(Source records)
..............................
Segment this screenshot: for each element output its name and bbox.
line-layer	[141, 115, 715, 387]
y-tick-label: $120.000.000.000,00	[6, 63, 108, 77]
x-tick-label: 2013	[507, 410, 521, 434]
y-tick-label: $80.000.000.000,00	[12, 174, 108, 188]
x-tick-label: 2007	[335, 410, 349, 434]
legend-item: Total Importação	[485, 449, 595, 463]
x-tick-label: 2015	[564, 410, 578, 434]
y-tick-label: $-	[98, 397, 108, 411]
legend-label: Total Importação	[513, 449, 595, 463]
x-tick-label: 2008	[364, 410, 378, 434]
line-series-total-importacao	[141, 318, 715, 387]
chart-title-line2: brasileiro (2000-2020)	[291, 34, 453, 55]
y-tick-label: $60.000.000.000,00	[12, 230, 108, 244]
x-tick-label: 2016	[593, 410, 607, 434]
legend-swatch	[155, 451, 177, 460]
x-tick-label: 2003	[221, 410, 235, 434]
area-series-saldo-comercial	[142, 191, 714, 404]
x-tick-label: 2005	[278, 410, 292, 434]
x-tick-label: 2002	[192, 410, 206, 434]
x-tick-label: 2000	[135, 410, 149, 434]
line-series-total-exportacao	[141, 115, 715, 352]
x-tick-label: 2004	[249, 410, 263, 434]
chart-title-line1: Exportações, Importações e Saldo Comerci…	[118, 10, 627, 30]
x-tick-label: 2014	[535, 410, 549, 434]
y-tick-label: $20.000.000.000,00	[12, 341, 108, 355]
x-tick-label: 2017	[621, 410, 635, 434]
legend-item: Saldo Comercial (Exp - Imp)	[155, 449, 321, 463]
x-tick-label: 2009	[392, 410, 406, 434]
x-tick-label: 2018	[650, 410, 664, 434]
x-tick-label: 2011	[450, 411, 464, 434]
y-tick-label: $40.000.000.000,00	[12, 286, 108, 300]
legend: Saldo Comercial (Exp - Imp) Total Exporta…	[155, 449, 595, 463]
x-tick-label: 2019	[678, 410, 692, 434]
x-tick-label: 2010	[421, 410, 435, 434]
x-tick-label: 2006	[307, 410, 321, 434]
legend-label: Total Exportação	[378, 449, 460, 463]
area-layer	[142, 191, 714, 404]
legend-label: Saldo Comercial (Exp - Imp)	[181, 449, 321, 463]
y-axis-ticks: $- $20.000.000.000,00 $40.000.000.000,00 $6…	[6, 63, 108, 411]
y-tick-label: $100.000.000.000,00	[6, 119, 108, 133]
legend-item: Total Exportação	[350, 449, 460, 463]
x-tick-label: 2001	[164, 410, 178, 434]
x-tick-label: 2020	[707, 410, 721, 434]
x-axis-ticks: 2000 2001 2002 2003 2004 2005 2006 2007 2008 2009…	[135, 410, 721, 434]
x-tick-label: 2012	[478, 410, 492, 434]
..............................
Reproduce all of the source records with "x-axis-label" substituted for every occurrence of "x-tick-label", leaving everything else unchanged.

Answer
Segment this screenshot: for each element output its name and bbox.
line-layer	[141, 115, 715, 387]
y-tick-label: $120.000.000.000,00	[6, 63, 108, 77]
x-axis-label: 2013	[507, 410, 521, 434]
y-tick-label: $80.000.000.000,00	[12, 174, 108, 188]
x-axis-label: 2007	[335, 410, 349, 434]
legend-item: Total Importação	[485, 449, 595, 463]
x-axis-label: 2015	[564, 410, 578, 434]
y-tick-label: $-	[98, 397, 108, 411]
legend-label: Total Importação	[513, 449, 595, 463]
x-axis-label: 2008	[364, 410, 378, 434]
line-series-total-importacao	[141, 318, 715, 387]
chart-title-line2: brasileiro (2000-2020)	[291, 34, 453, 55]
y-tick-label: $60.000.000.000,00	[12, 230, 108, 244]
x-axis-label: 2016	[593, 410, 607, 434]
legend-swatch	[155, 451, 177, 460]
x-axis-label: 2003	[221, 410, 235, 434]
area-series-saldo-comercial	[142, 191, 714, 404]
x-axis-label: 2005	[278, 410, 292, 434]
x-axis-label: 2002	[192, 410, 206, 434]
x-axis-label: 2000	[135, 410, 149, 434]
line-series-total-exportacao	[141, 115, 715, 352]
x-axis-label: 2004	[249, 410, 263, 434]
chart-title-line1: Exportações, Importações e Saldo Comerci…	[118, 10, 627, 30]
x-axis-label: 2014	[535, 410, 549, 434]
y-tick-label: $20.000.000.000,00	[12, 341, 108, 355]
x-axis-label: 2017	[621, 410, 635, 434]
legend-item: Saldo Comercial (Exp - Imp)	[155, 449, 321, 463]
x-axis-label: 2009	[392, 410, 406, 434]
x-axis-label: 2018	[650, 410, 664, 434]
x-axis-label: 2011	[450, 411, 464, 434]
y-tick-label: $40.000.000.000,00	[12, 286, 108, 300]
legend: Saldo Comercial (Exp - Imp) Total Exporta…	[155, 449, 595, 463]
x-axis-label: 2019	[678, 410, 692, 434]
x-axis-label: 2010	[421, 410, 435, 434]
x-axis-label: 2006	[307, 410, 321, 434]
legend-label: Total Exportação	[378, 449, 460, 463]
area-layer	[142, 191, 714, 404]
legend-label: Saldo Comercial (Exp - Imp)	[181, 449, 321, 463]
y-axis-ticks: $- $20.000.000.000,00 $40.000.000.000,00 $6…	[6, 63, 108, 411]
y-tick-label: $100.000.000.000,00	[6, 119, 108, 133]
legend-item: Total Exportação	[350, 449, 460, 463]
x-axis-label: 2001	[164, 410, 178, 434]
x-axis-label: 2020	[707, 410, 721, 434]
x-axis-ticks: 2000 2001 2002 2003 2004 2005 2006 2007 2008 2009…	[135, 410, 721, 434]
x-axis-label: 2012	[478, 410, 492, 434]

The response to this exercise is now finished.